Each record below is to be copied word for word, with pictures removed.

= DATASET RECORDS =
┌──
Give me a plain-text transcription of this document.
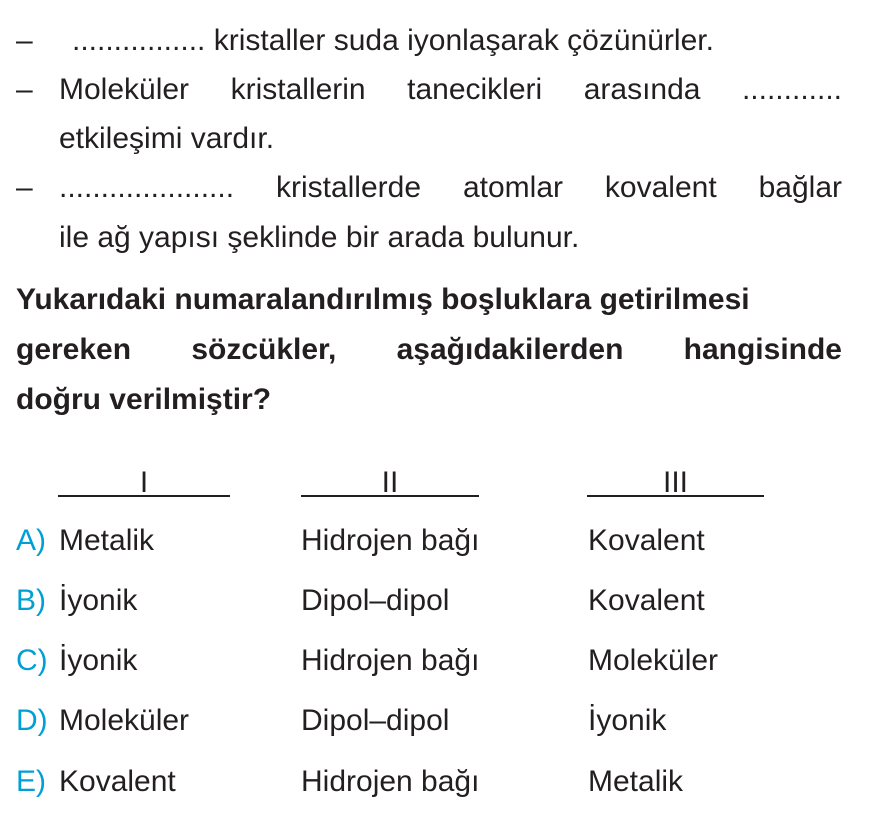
– ................ kristaller suda iyonlaşarak çözünürler.
– Moleküler kristallerin tanecikleri arasında ............
etkileşimi vardır.
– ..................... kristallerde atomlar kovalent bağlar
ile ağ yapısı şeklinde bir arada bulunur.
Yukarıdaki numaralandırılmış boşluklara getirilmesi
gereken sözcükler, aşağıdakilerden hangisinde
doğru verilmiştir?
I	II	III
A) Metalik	Hidrojen bağı	Kovalent
B) İyonik	Dipol–dipol	Kovalent
C) İyonik	Hidrojen bağı	Moleküler
D) Moleküler	Dipol–dipol	İyonik
E) Kovalent	Hidrojen bağı	Metalik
└──
= REPLY =
Give me a plain-text transcription of this document.
– ................ kristaller suda iyonlaşarak çözünürler.
– Moleküler kristallerin tanecikleri arasında ............
etkileşimi vardır.
– ..................... kristallerde atomlar kovalent bağlar
ile ağ yapısı şeklinde bir arada bulunur.
Yukarıdaki numaralandırılmış boşluklara getirilmesi
gereken sözcükler, aşağıdakilerden hangisinde
doğru verilmiştir?
I	II	III
A) Metalik	Hidrojen bağı	Kovalent
B) İyonik	Dipol–dipol	Kovalent
C) İyonik	Hidrojen bağı	Moleküler
D) Moleküler	Dipol–dipol	İyonik
E) Kovalent	Hidrojen bağı	Metalik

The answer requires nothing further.